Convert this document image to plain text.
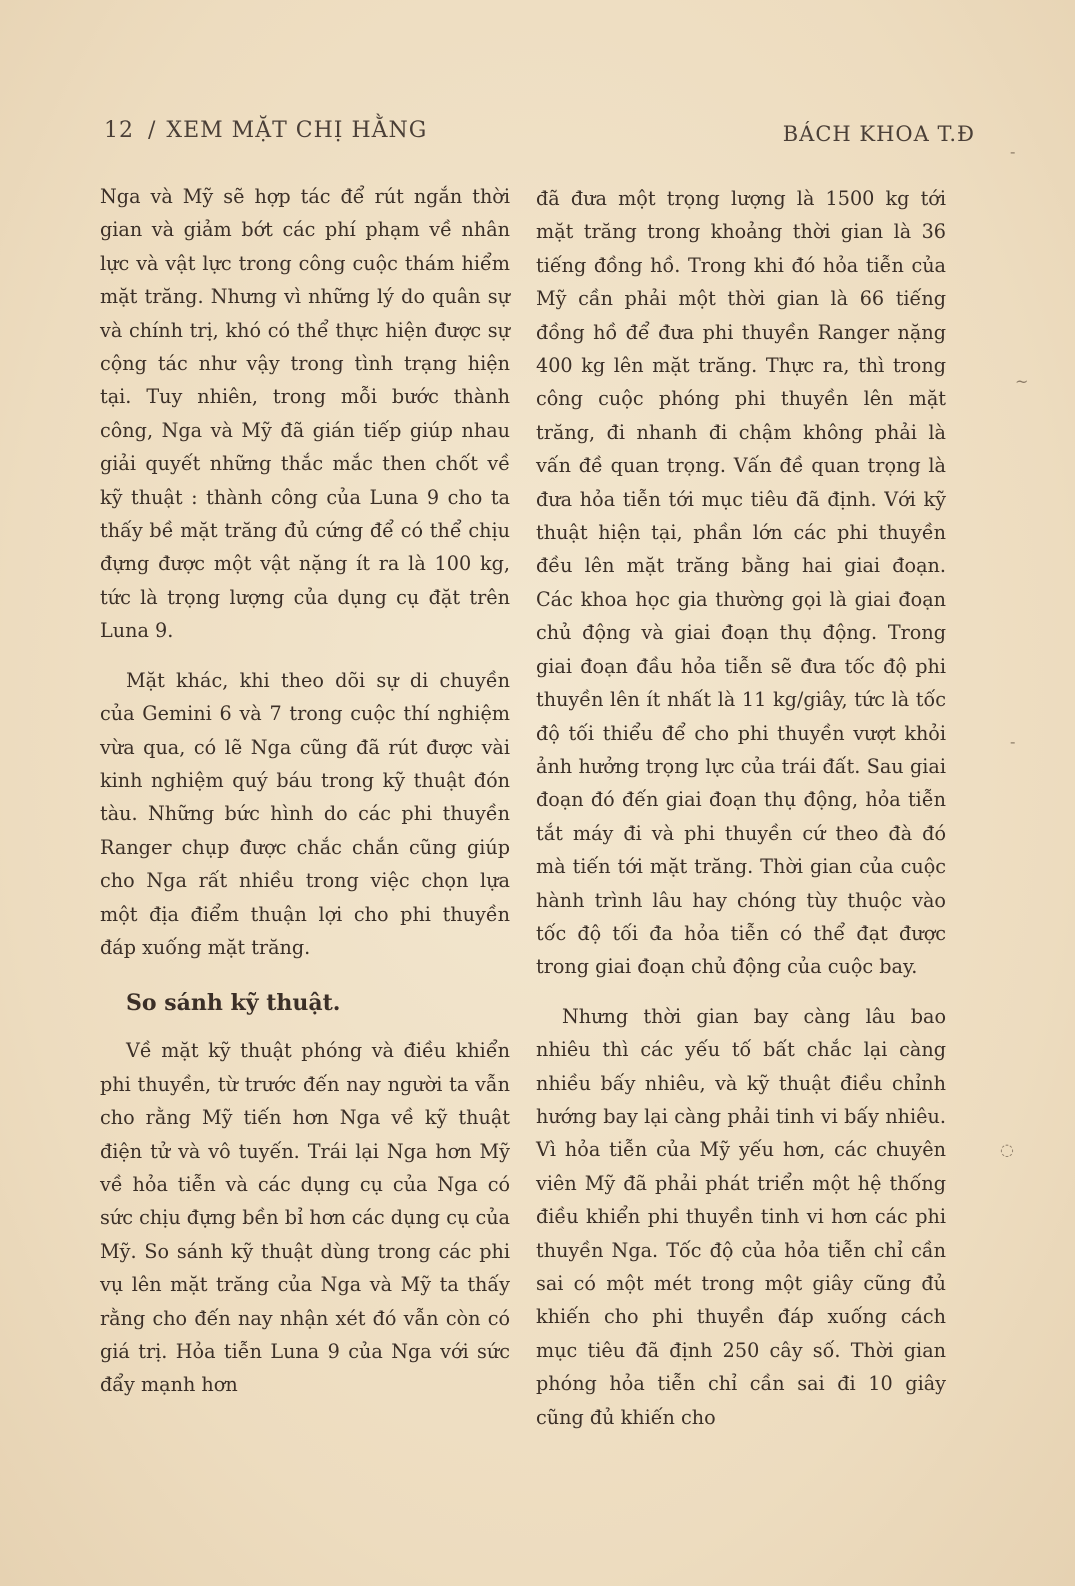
12 / XEM MẶT CHỊ HẰNG	BÁCH KHOA T.Đ

Nga và Mỹ sẽ hợp tác để rút ngắn thời gian và giảm bớt các phí phạm về nhân lực và vật lực trong công cuộc thám hiểm mặt trăng. Nhưng vì những lý do quân sự và chính trị, khó có thể thực hiện được sự cộng tác như vậy trong tình trạng hiện tại. Tuy nhiên, trong mỗi bước thành công, Nga và Mỹ đã gián tiếp giúp nhau giải quyết những thắc mắc then chốt về kỹ thuật : thành công của Luna 9 cho ta thấy bề mặt trăng đủ cứng để có thể chịu đựng được một vật nặng ít ra là 100 kg, tức là trọng lượng của dụng cụ đặt trên Luna 9.

Mặt khác, khi theo dõi sự di chuyền của Gemini 6 và 7 trong cuộc thí nghiệm vừa qua, có lẽ Nga cũng đã rút được vài kinh nghiệm quý báu trong kỹ thuật đón tàu. Những bức hình do các phi thuyền Ranger chụp được chắc chắn cũng giúp cho Nga rất nhiều trong việc chọn lựa một địa điểm thuận lợi cho phi thuyền đáp xuống mặt trăng.

So sánh kỹ thuật.

Về mặt kỹ thuật phóng và điều khiển phi thuyền, từ trước đến nay người ta vẫn cho rằng Mỹ tiến hơn Nga về kỹ thuật điện tử và vô tuyến. Trái lại Nga hơn Mỹ về hỏa tiễn và các dụng cụ của Nga có sức chịu đựng bền bỉ hơn các dụng cụ của Mỹ. So sánh kỹ thuật dùng trong các phi vụ lên mặt trăng của Nga và Mỹ ta thấy rằng cho đến nay nhận xét đó vẫn còn có giá trị. Hỏa tiễn Luna 9 của Nga với sức đẩy mạnh hơn

đã đưa một trọng lượng là 1500 kg tới mặt trăng trong khoảng thời gian là 36 tiếng đồng hồ. Trong khi đó hỏa tiễn của Mỹ cần phải một thời gian là 66 tiếng đồng hồ để đưa phi thuyền Ranger nặng 400 kg lên mặt trăng. Thực ra, thì trong công cuộc phóng phi thuyền lên mặt trăng, đi nhanh đi chậm không phải là vấn đề quan trọng. Vấn đề quan trọng là đưa hỏa tiễn tới mục tiêu đã định. Với kỹ thuật hiện tại, phần lớn các phi thuyền đều lên mặt trăng bằng hai giai đoạn. Các khoa học gia thường gọi là giai đoạn chủ động và giai đoạn thụ động. Trong giai đoạn đầu hỏa tiễn sẽ đưa tốc độ phi thuyền lên ít nhất là 11 kg/giây, tức là tốc độ tối thiểu để cho phi thuyền vượt khỏi ảnh hưởng trọng lực của trái đất. Sau giai đoạn đó đến giai đoạn thụ động, hỏa tiễn tắt máy đi và phi thuyền cứ theo đà đó mà tiến tới mặt trăng. Thời gian của cuộc hành trình lâu hay chóng tùy thuộc vào tốc độ tối đa hỏa tiễn có thể đạt được trong giai đoạn chủ động của cuộc bay.

Nhưng thời gian bay càng lâu bao nhiêu thì các yếu tố bất chắc lại càng nhiều bấy nhiêu, và kỹ thuật điều chỉnh hướng bay lại càng phải tinh vi bấy nhiêu. Vì hỏa tiễn của Mỹ yếu hơn, các chuyên viên Mỹ đã phải phát triển một hệ thống điều khiển phi thuyền tinh vi hơn các phi thuyền Nga. Tốc độ của hỏa tiễn chỉ cần sai có một mét trong một giây cũng đủ khiến cho phi thuyền đáp xuống cách mục tiêu đã định 250 cây số. Thời gian phóng hỏa tiễn chỉ cần sai đi 10 giây cũng đủ khiến cho

-
~
-
◌
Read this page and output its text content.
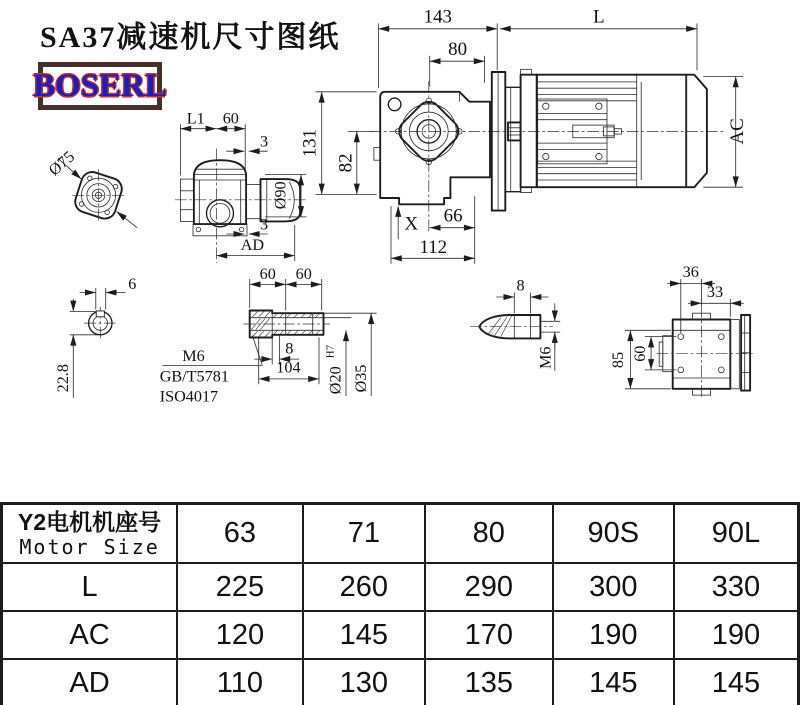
SA37减速机尺寸图纸
BOSERL
143	L
80
131
82
AC
X 66
112
Ø75
L1 60
3
3
Ø90
AD
6
22.8
60 60
8
104 Ø20
H7
Ø35
M6
GB/T5781
ISO4017
8
M6
36
33
85 60
Y2电机机座号
Motor Size	63	71	80	90S	90L
L	225	260	290	300	330
AC	120	145	170	190	190
AD	110	130	135	145	145
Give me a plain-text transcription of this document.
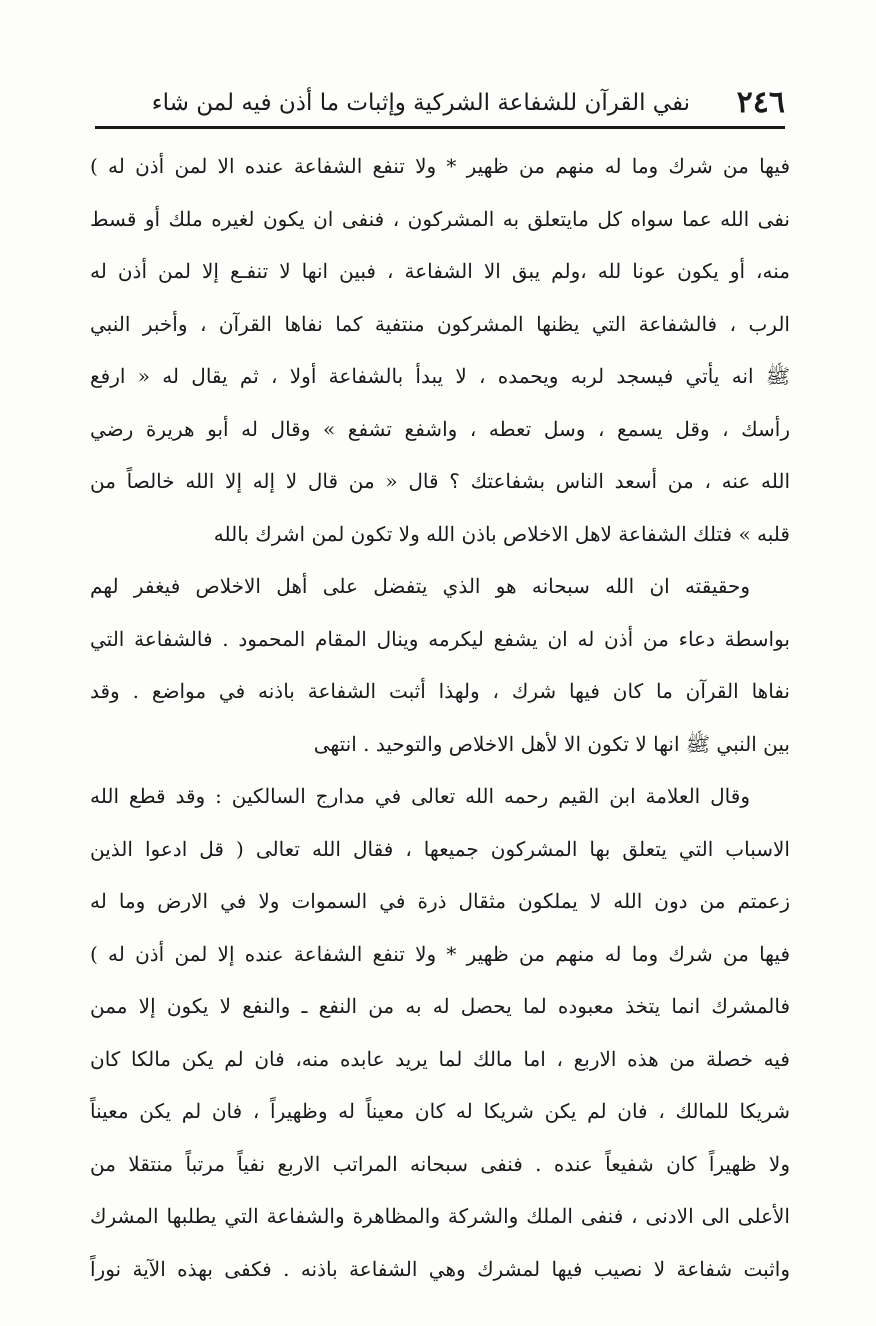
٢٤٦
نفي القرآن للشفاعة الشركية وإثبات ما أذن فيه لمن شاء
فيها من شرك وما له منهم من ظهير * ولا تنفع الشفاعة عنده الا لمن أذن له )
نفى الله عما سواه كل مايتعلق به المشركون ، فنفى ان يكون لغيره ملك أو قسط
منه، أو يكون عونا لله ،ولم يبق الا الشفاعة ، فبين انها لا تنفـع إلا لمن أذن له
الرب ، فالشفاعة التي يظنها المشركون منتفية كما نفاها القرآن ، وأخبر النبي
ﷺ انه يأتي فيسجد لربه ويحمده ، لا يبدأ بالشفاعة أولا ، ثم يقال له « ارفع
رأسك ، وقل يسمع ، وسل تعطه ، واشفع تشفع » وقال له أبو هريرة رضي
الله عنه ، من أسعد الناس بشفاعتك ؟ قال « من قال لا إله إلا الله خالصاً من
قلبه » فتلك الشفاعة لاهل الاخلاص باذن الله ولا تكون لمن اشرك بالله
وحقيقته ان الله سبحانه هو الذي يتفضل على أهل الاخلاص فيغفر لهم
بواسطة دعاء من أذن له ان يشفع ليكرمه وينال المقام المحمود . فالشفاعة التي
نفاها القرآن ما كان فيها شرك ، ولهذا أثبت الشفاعة باذنه في مواضع . وقد
بين النبي ﷺ انها لا تكون الا لأهل الاخلاص والتوحيد . انتهى
وقال العلامة ابن القيم رحمه الله تعالى في مدارج السالكين : وقد قطع الله
الاسباب التي يتعلق بها المشركون جميعها ، فقال الله تعالى ( قل ادعوا الذين
زعمتم من دون الله لا يملكون مثقال ذرة في السموات ولا في الارض وما له
فيها من شرك وما له منهم من ظهير * ولا تنفع الشفاعة عنده إلا لمن أذن له )
فالمشرك انما يتخذ معبوده لما يحصل له به من النفع ـ والنفع لا يكون إلا ممن
فيه خصلة من هذه الاربع ، اما مالك لما يريد عابده منه، فان لم يكن مالكا كان
شريكا للمالك ، فان لم يكن شريكا له كان معيناً له وظهيراً ، فان لم يكن معيناً
ولا ظهيراً كان شفيعاً عنده . فنفى سبحانه المراتب الاربع نفياً مرتباً منتقلا من
الأعلى الى الادنى ، فنفى الملك والشركة والمظاهرة والشفاعة التي يطلبها المشرك
واثبت شفاعة لا نصيب فيها لمشرك وهي الشفاعة باذنه . فكفى بهذه الآية نوراً
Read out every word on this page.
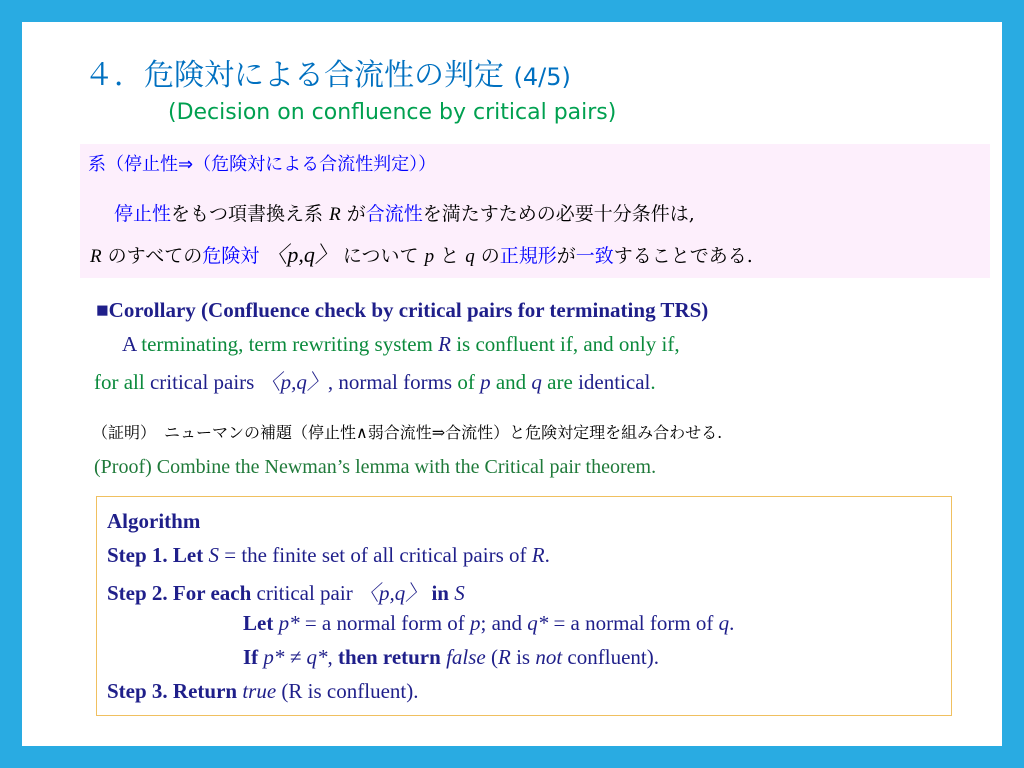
４．危険対による合流性の判定 (4/5)
(Decision on confluence by critical pairs)
系（停止性⇒（危険対による合流性判定））
停止性をもつ項書換え系 R が合流性を満たすための必要十分条件は,
R のすべての危険対 〈p,q〉 について p と q の正規形が一致することである.
■Corollary (Confluence check by critical pairs for terminating TRS)
A terminating, term rewriting system R is confluent if, and only if,
for all critical pairs 〈p,q〉, normal forms of p and q are identical.
（証明）　ニューマンの補題（停止性∧弱合流性⇒合流性）と危険対定理を組み合わせる.
(Proof) Combine the Newman’s lemma with the Critical pair theorem.
Algorithm
Step 1. Let S = the finite set of all critical pairs of R.
Step 2. For each critical pair 〈p,q〉 in S
Let p* = a normal form of p; and q* = a normal form of q.
If p* ≠ q*, then return false (R is not confluent).
Step 3. Return true (R is confluent).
---
__EXERCISE OBJECTIVE__
Using the material above, gather every line that includes "đựng".

__COMPLETED TASK__
Nga và Mỹ sẽ hợp tác để rút ngắn thời gian và giảm bớt các phí phạm về nhân lực và vật lực trong công cuộc thám hiểm mặt trăng. Nhưng vì những lý do quân sự và chính trị, khó có thể thực hiện được sự cộng tác như vậy trong tình trạng hiện tại. Tuy nhiên, trong mỗi bước thành công, Nga và Mỹ đã gián tiếp giúp nhau giải quyết những thắc mắc then chốt về kỹ thuật : thành công của Luna 9 cho ta thấy bề mặt trăng đủ cứng để có thể chịu đựng được một vật nặng ít ra là 100 kg, tức là trọng lượng của dụng cụ đặt trên Luna 9.
Về mặt kỹ thuật phóng và điều khiển phi thuyền, từ trước đến nay người ta vẫn cho rằng Mỹ tiến hơn Nga về kỹ thuật điện tử và vô tuyến. Trái lại Nga hơn Mỹ về hỏa tiễn và các dụng cụ của Nga có sức chịu đựng bền bỉ hơn các dụng cụ của Mỹ. So sánh kỹ thuật dùng trong các phi vụ lên mặt trăng của Nga và Mỹ ta thấy rằng cho đến nay nhận xét đó vẫn còn có giá trị. Hỏa tiễn Luna 9 của Nga với sức đẩy mạnh hơn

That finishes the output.